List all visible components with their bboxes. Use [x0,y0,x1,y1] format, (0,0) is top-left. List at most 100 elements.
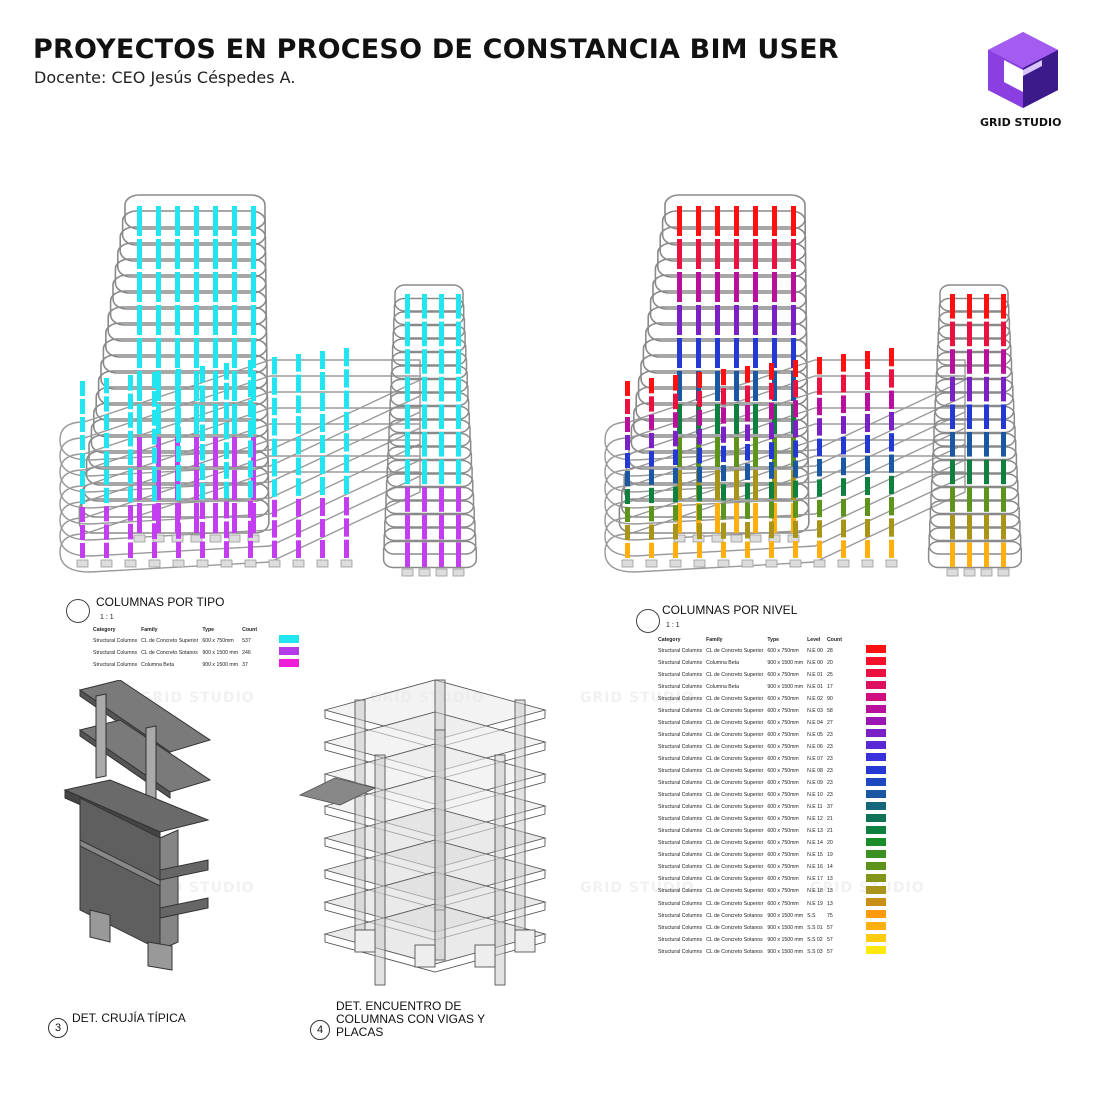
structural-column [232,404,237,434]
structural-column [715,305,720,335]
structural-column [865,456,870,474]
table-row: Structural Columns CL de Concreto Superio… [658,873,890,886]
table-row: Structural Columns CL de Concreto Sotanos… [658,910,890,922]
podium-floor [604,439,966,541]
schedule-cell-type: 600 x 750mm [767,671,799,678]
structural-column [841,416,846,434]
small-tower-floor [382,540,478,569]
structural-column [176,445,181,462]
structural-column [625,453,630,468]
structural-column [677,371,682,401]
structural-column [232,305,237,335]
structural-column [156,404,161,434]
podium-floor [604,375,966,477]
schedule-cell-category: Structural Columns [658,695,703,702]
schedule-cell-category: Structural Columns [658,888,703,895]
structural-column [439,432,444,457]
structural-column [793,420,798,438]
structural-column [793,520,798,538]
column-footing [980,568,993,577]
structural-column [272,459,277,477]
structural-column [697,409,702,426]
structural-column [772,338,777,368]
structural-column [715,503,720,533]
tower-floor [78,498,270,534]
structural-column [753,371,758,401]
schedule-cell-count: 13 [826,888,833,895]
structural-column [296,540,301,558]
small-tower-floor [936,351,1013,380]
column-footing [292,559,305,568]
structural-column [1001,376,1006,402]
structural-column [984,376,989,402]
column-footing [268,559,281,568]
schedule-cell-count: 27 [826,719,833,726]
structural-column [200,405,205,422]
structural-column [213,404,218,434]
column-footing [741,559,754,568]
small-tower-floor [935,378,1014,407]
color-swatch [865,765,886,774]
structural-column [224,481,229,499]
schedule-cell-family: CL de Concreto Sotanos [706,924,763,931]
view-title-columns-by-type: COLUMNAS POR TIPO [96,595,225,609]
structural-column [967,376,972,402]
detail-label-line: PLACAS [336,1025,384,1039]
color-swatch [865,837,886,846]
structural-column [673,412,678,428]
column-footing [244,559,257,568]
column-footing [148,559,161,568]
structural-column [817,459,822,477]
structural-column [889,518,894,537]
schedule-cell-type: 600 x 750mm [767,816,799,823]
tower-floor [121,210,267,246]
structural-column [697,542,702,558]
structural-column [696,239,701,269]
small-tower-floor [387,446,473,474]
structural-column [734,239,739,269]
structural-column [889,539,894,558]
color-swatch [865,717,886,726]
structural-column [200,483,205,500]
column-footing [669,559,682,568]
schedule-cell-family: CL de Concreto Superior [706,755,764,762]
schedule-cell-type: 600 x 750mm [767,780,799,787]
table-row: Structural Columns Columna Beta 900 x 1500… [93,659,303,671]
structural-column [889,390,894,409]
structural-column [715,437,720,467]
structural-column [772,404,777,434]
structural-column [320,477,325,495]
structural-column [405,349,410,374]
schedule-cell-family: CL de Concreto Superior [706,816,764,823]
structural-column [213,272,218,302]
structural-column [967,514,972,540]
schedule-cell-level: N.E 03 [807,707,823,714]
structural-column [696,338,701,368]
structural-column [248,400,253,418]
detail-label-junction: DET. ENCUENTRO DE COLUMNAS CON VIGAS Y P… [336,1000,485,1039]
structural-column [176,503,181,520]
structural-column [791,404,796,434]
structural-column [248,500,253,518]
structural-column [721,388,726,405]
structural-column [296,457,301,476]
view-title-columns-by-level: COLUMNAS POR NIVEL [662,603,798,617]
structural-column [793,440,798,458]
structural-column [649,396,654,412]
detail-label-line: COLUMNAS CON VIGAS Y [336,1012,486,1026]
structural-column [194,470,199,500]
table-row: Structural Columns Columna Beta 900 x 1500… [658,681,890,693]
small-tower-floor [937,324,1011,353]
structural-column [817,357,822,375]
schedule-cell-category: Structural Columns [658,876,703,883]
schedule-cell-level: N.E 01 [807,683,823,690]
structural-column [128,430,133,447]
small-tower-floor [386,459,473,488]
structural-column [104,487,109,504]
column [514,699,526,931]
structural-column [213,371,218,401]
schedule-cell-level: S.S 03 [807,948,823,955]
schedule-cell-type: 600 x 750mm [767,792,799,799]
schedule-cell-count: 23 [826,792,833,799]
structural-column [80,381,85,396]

---

Reproduce the records above with every occurrence of "column-footing" substituted by "pile-cap" and all other text unchanged. Omit the pictures from your output.

§ **Answer to this problem**
List all visible components with their bboxes. Use [x0,y0,x1,y1] format, (0,0) is top-left. List at most 100 elements.
structural-column [232,404,237,434]
structural-column [715,305,720,335]
structural-column [865,456,870,474]
table-row: Structural Columns CL de Concreto Superio… [658,873,890,886]
table-row: Structural Columns CL de Concreto Sotanos… [658,910,890,922]
podium-floor [604,439,966,541]
schedule-cell-type: 600 x 750mm [767,671,799,678]
structural-column [841,416,846,434]
small-tower-floor [382,540,478,569]
structural-column [176,445,181,462]
structural-column [625,453,630,468]
structural-column [677,371,682,401]
structural-column [232,305,237,335]
structural-column [156,404,161,434]
podium-floor [604,375,966,477]
schedule-cell-category: Structural Columns [658,695,703,702]
schedule-cell-category: Structural Columns [658,888,703,895]
structural-column [439,432,444,457]
structural-column [793,420,798,438]
structural-column [793,520,798,538]
pile-cap [980,568,993,577]
structural-column [272,459,277,477]
structural-column [697,409,702,426]
structural-column [772,338,777,368]
structural-column [715,503,720,533]
tower-floor [78,498,270,534]
structural-column [753,371,758,401]
schedule-cell-count: 13 [826,888,833,895]
structural-column [296,540,301,558]
small-tower-floor [936,351,1013,380]
pile-cap [292,559,305,568]
structural-column [1001,376,1006,402]
structural-column [984,376,989,402]
pile-cap [268,559,281,568]
schedule-cell-count: 27 [826,719,833,726]
structural-column [200,405,205,422]
structural-column [213,404,218,434]
pile-cap [741,559,754,568]
small-tower-floor [935,378,1014,407]
color-swatch [865,765,886,774]
structural-column [224,481,229,499]
schedule-cell-family: CL de Concreto Sotanos [706,924,763,931]
view-title-columns-by-type: COLUMNAS POR TIPO [96,595,225,609]
structural-column [967,376,972,402]
detail-label-line: PLACAS [336,1025,384,1039]
color-swatch [865,837,886,846]
structural-column [673,412,678,428]
pile-cap [244,559,257,568]
pile-cap [148,559,161,568]
structural-column [817,459,822,477]
structural-column [889,518,894,537]
schedule-cell-type: 600 x 750mm [767,816,799,823]
tower-floor [121,210,267,246]
structural-column [697,542,702,558]
structural-column [696,239,701,269]
small-tower-floor [387,446,473,474]
structural-column [734,239,739,269]
structural-column [889,539,894,558]
color-swatch [865,717,886,726]
structural-column [200,483,205,500]
pile-cap [669,559,682,568]
schedule-cell-family: CL de Concreto Superior [706,755,764,762]
schedule-cell-type: 600 x 750mm [767,780,799,787]
table-row: Structural Columns Columna Beta 900 x 1500… [93,659,303,671]
structural-column [889,390,894,409]
structural-column [715,437,720,467]
structural-column [772,404,777,434]
structural-column [320,477,325,495]
structural-column [405,349,410,374]
schedule-cell-family: CL de Concreto Superior [706,816,764,823]
structural-column [213,272,218,302]
structural-column [967,514,972,540]
schedule-cell-level: N.E 03 [807,707,823,714]
structural-column [696,338,701,368]
structural-column [248,400,253,418]
detail-label-junction: DET. ENCUENTRO DE COLUMNAS CON VIGAS Y P… [336,1000,485,1039]
structural-column [176,503,181,520]
structural-column [791,404,796,434]
structural-column [248,500,253,518]
structural-column [721,388,726,405]
structural-column [296,457,301,476]
view-title-columns-by-level: COLUMNAS POR NIVEL [662,603,798,617]
structural-column [793,440,798,458]
structural-column [649,396,654,412]
detail-label-line: COLUMNAS CON VIGAS Y [336,1012,486,1026]
structural-column [194,470,199,500]
table-row: Structural Columns Columna Beta 900 x 1500… [658,681,890,693]
small-tower-floor [937,324,1011,353]
structural-column [817,357,822,375]
schedule-cell-category: Structural Columns [658,876,703,883]
schedule-cell-level: N.E 01 [807,683,823,690]
structural-column [128,430,133,447]
small-tower-floor [386,459,473,488]
structural-column [104,487,109,504]
column [514,699,526,931]
structural-column [213,371,218,401]
schedule-cell-level: S.S 03 [807,948,823,955]
schedule-cell-type: 600 x 750mm [767,792,799,799]
schedule-cell-count: 23 [826,792,833,799]
structural-column [80,381,85,396]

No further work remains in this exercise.